Task description: Can you present the data as a Markdown table with columns "Row" and "Line", starting at the line that contains "Text: Тираж 897: Тираж" and stopping after the line that contains "Text: соединения звеньев", with blank lines omitted?

** BEGIN **

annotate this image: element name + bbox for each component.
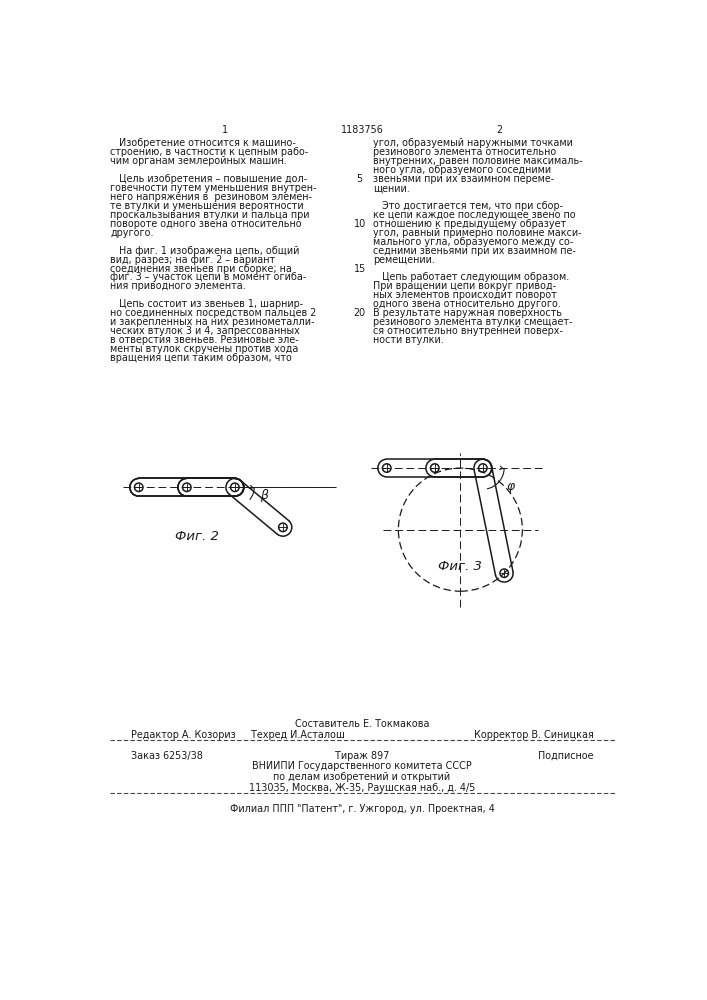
Text: Тираж 897: Тираж 897 [334, 751, 389, 761]
Text: чим органам землеройных машин.: чим органам землеройных машин. [110, 156, 287, 166]
Text: фиг. 3 – участок цепи в момент огиба-: фиг. 3 – участок цепи в момент огиба- [110, 272, 306, 282]
Text: φ: φ [506, 480, 515, 493]
Text: но соединенных посредством пальцев 2: но соединенных посредством пальцев 2 [110, 308, 316, 318]
Text: соединения звеньев при сборке; на: соединения звеньев при сборке; на [110, 264, 292, 274]
Text: седними звеньями при их взаимном пе-: седними звеньями при их взаимном пе- [373, 246, 575, 256]
Text: Редактор А. Козориз: Редактор А. Козориз [131, 730, 235, 740]
Text: Корректор В. Синицкая: Корректор В. Синицкая [474, 730, 594, 740]
Text: ности втулки.: ности втулки. [373, 335, 443, 345]
Text: Цель изобретения – повышение дол-: Цель изобретения – повышение дол- [110, 174, 308, 184]
Text: Составитель Е. Токмакова: Составитель Е. Токмакова [295, 719, 429, 729]
Text: При вращении цепи вокруг привод-: При вращении цепи вокруг привод- [373, 281, 556, 291]
Text: Фиг. 2: Фиг. 2 [175, 530, 218, 543]
Text: ке цепи каждое последующее звено по: ке цепи каждое последующее звено по [373, 210, 575, 220]
Text: строению, в частности к цепным рабо-: строению, в частности к цепным рабо- [110, 147, 308, 157]
Text: Фиг. 3: Фиг. 3 [438, 560, 482, 573]
Text: другого.: другого. [110, 228, 153, 238]
Text: 1: 1 [222, 125, 228, 135]
Text: те втулки и уменьшения вероятности: те втулки и уменьшения вероятности [110, 201, 304, 211]
Text: звеньями при их взаимном переме-: звеньями при их взаимном переме- [373, 174, 554, 184]
Text: ния приводного элемента.: ния приводного элемента. [110, 281, 246, 291]
Text: Это достигается тем, что при сбор-: Это достигается тем, что при сбор- [373, 201, 563, 211]
Text: Изобретение относится к машино-: Изобретение относится к машино- [110, 138, 296, 148]
Text: мального угла, образуемого между со-: мального угла, образуемого между со- [373, 237, 573, 247]
Text: по делам изобретений и открытий: по делам изобретений и открытий [274, 772, 450, 782]
Text: ВНИИПИ Государственного комитета СССР: ВНИИПИ Государственного комитета СССР [252, 761, 472, 771]
Text: В результате наружная поверхность: В результате наружная поверхность [373, 308, 562, 318]
Text: и закрепленных на них резинометалли-: и закрепленных на них резинометалли- [110, 317, 315, 327]
Text: резинового элемента втулки смещает-: резинового элемента втулки смещает- [373, 317, 572, 327]
Text: внутренних, равен половине максималь-: внутренних, равен половине максималь- [373, 156, 583, 166]
Text: ных элементов происходит поворот: ных элементов происходит поворот [373, 290, 556, 300]
Text: ся относительно внутренней поверх-: ся относительно внутренней поверх- [373, 326, 563, 336]
Text: 1183756: 1183756 [341, 125, 383, 135]
Text: 2: 2 [496, 125, 502, 135]
Text: в отверстия звеньев. Резиновые эле-: в отверстия звеньев. Резиновые эле- [110, 335, 299, 345]
Text: 5: 5 [356, 174, 363, 184]
Text: Техред И.Асталош: Техред И.Асталош [251, 730, 344, 740]
Text: ного угла, образуемого соседними: ного угла, образуемого соседними [373, 165, 551, 175]
Text: говечности путем уменьшения внутрен-: говечности путем уменьшения внутрен- [110, 183, 317, 193]
Text: одного звена относительно другого.: одного звена относительно другого. [373, 299, 561, 309]
Text: На фиг. 1 изображена цепь, общий: На фиг. 1 изображена цепь, общий [110, 246, 300, 256]
Text: щении.: щении. [373, 183, 409, 193]
Text: угол, образуемый наружными точками: угол, образуемый наружными точками [373, 138, 573, 148]
Text: Подписное: Подписное [538, 751, 594, 761]
Text: вращения цепи таким образом, что: вращения цепи таким образом, что [110, 353, 292, 363]
Text: Цепь состоит из звеньев 1, шарнир-: Цепь состоит из звеньев 1, шарнир- [110, 299, 303, 309]
Text: угол, равный примерно половине макси-: угол, равный примерно половине макси- [373, 228, 581, 238]
Text: 15: 15 [354, 264, 366, 274]
Text: 10: 10 [354, 219, 366, 229]
Text: 20: 20 [354, 308, 366, 318]
Text: 113035, Москва, Ж-35, Раушская наб., д. 4/5: 113035, Москва, Ж-35, Раушская наб., д. … [249, 783, 475, 793]
Text: отношению к предыдущему образует: отношению к предыдущему образует [373, 219, 566, 229]
Text: проскальзывания втулки и пальца при: проскальзывания втулки и пальца при [110, 210, 310, 220]
Text: Заказ 6253/38: Заказ 6253/38 [131, 751, 203, 761]
Text: резинового элемента относительно: резинового элемента относительно [373, 147, 556, 157]
Text: него напряжения в  резиновом элемен-: него напряжения в резиновом элемен- [110, 192, 312, 202]
Text: Филиал ППП "Патент", г. Ужгород, ул. Проектная, 4: Филиал ППП "Патент", г. Ужгород, ул. Про… [230, 804, 494, 814]
Text: менты втулок скручены против хода: менты втулок скручены против хода [110, 344, 298, 354]
Text: ремещении.: ремещении. [373, 255, 435, 265]
Text: β: β [260, 489, 269, 502]
Text: ческих втулок 3 и 4, запрессованных: ческих втулок 3 и 4, запрессованных [110, 326, 300, 336]
Text: вид, разрез; на фиг. 2 – вариант: вид, разрез; на фиг. 2 – вариант [110, 255, 275, 265]
Text: повороте одного звена относительно: повороте одного звена относительно [110, 219, 302, 229]
Text: Цепь работает следующим образом.: Цепь работает следующим образом. [373, 272, 569, 282]
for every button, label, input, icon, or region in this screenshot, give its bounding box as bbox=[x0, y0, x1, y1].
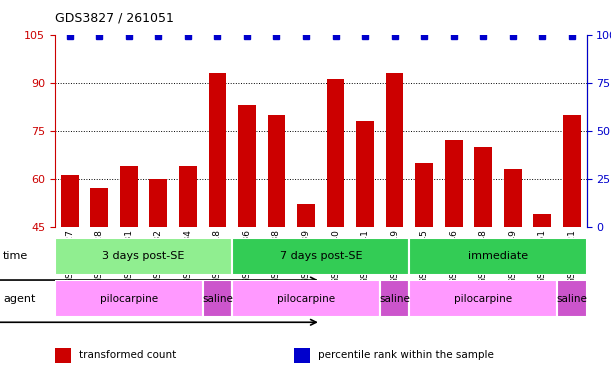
Text: saline: saline bbox=[557, 293, 587, 304]
Bar bbox=[533, 214, 551, 371]
Text: 3 days post-SE: 3 days post-SE bbox=[103, 251, 185, 262]
Text: pilocarpine: pilocarpine bbox=[100, 293, 158, 304]
Bar bbox=[297, 204, 315, 371]
Bar bbox=[232, 280, 380, 317]
Bar bbox=[90, 188, 108, 371]
Bar bbox=[203, 280, 232, 317]
Bar bbox=[268, 114, 285, 371]
Bar bbox=[150, 179, 167, 371]
Text: agent: agent bbox=[3, 294, 35, 304]
Text: saline: saline bbox=[379, 293, 410, 304]
Bar bbox=[120, 166, 137, 371]
Bar bbox=[445, 140, 463, 371]
Bar bbox=[208, 73, 226, 371]
Bar bbox=[415, 162, 433, 371]
Bar bbox=[294, 348, 310, 363]
Bar bbox=[386, 73, 403, 371]
Bar bbox=[238, 105, 256, 371]
Text: percentile rank within the sample: percentile rank within the sample bbox=[318, 350, 494, 360]
Bar bbox=[409, 238, 587, 275]
Bar bbox=[55, 238, 232, 275]
Text: pilocarpine: pilocarpine bbox=[277, 293, 335, 304]
Bar bbox=[327, 79, 345, 371]
Bar bbox=[557, 280, 587, 317]
Text: pilocarpine: pilocarpine bbox=[454, 293, 512, 304]
Text: time: time bbox=[3, 251, 28, 261]
Bar bbox=[179, 166, 197, 371]
Bar bbox=[504, 169, 522, 371]
Bar bbox=[380, 280, 409, 317]
Bar bbox=[409, 280, 557, 317]
Bar bbox=[356, 121, 374, 371]
Bar bbox=[55, 280, 203, 317]
Text: 7 days post-SE: 7 days post-SE bbox=[279, 251, 362, 262]
Bar bbox=[55, 348, 71, 363]
Bar bbox=[563, 114, 580, 371]
Text: immediate: immediate bbox=[468, 251, 528, 262]
Text: saline: saline bbox=[202, 293, 233, 304]
Bar bbox=[474, 147, 492, 371]
Text: transformed count: transformed count bbox=[79, 350, 176, 360]
Bar bbox=[61, 175, 79, 371]
Text: GDS3827 / 261051: GDS3827 / 261051 bbox=[55, 12, 174, 25]
Bar bbox=[232, 238, 409, 275]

** END **

Full response:
| Row | Line |
|---|---|
| 1 | Text: Тираж 897: Тираж 897 [334, 751, 389, 761] |
| 2 | Text: чим органам землеройных машин.: чим органам землеройных машин. [110, 156, 287, 166] |
| 3 | Text: фиг. 3 – участок цепи в момент огиба-: фиг. 3 – участок цепи в момент огиба- [110, 272, 306, 282] |
| 4 | Text: φ: φ [506, 480, 515, 493] |
| 5 | Text: но соединенных посредством пальцев 2: но соединенных посредством пальцев 2 [110, 308, 316, 318] |
| 6 | Text: соединения звеньев при сборке; на: соединения звеньев при сборке; на [110, 264, 292, 274] |